BEGIN RECORDS FOR THE TASK
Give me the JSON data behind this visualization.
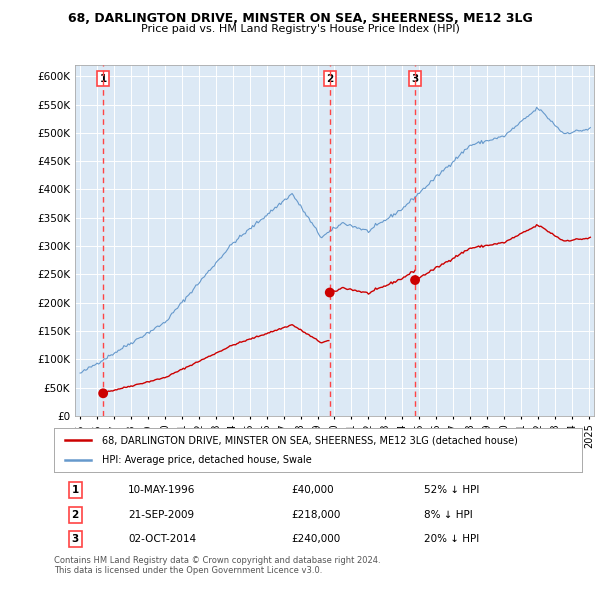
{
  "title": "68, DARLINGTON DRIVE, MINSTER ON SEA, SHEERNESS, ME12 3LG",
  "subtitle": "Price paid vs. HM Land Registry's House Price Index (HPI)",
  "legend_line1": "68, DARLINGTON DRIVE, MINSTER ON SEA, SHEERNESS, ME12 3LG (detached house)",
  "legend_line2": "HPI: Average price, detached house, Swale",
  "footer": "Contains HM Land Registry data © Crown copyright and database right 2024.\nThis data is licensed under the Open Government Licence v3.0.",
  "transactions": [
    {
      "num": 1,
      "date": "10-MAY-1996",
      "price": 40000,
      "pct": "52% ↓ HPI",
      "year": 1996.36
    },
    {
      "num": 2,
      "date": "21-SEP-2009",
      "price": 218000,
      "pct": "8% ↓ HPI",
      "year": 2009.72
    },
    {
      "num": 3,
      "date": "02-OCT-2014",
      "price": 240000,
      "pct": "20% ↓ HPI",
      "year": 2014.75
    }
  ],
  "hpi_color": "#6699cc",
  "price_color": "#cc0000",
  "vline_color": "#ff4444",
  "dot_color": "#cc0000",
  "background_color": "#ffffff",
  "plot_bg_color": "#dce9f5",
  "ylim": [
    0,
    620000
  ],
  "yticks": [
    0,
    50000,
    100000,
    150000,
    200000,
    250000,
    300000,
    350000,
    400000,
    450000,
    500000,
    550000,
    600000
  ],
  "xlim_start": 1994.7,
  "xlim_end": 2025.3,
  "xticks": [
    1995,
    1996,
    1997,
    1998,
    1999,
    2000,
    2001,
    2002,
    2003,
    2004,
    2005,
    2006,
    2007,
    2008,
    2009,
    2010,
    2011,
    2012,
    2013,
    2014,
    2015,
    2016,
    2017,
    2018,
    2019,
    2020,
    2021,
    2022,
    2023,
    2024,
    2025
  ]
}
END RECORDS FOR THE TASK
## AIM OF THE EXERCISE
Search the records above for "Land". Copy each line where it is found.

## THE SOLUTION
  "subtitle": "Price paid vs. HM Land Registry's House Price Index (HPI)",
  "footer": "Contains HM Land Registry data © Crown copyright and database right 2024.\nThis data is licensed under the Open Government Licence v3.0.",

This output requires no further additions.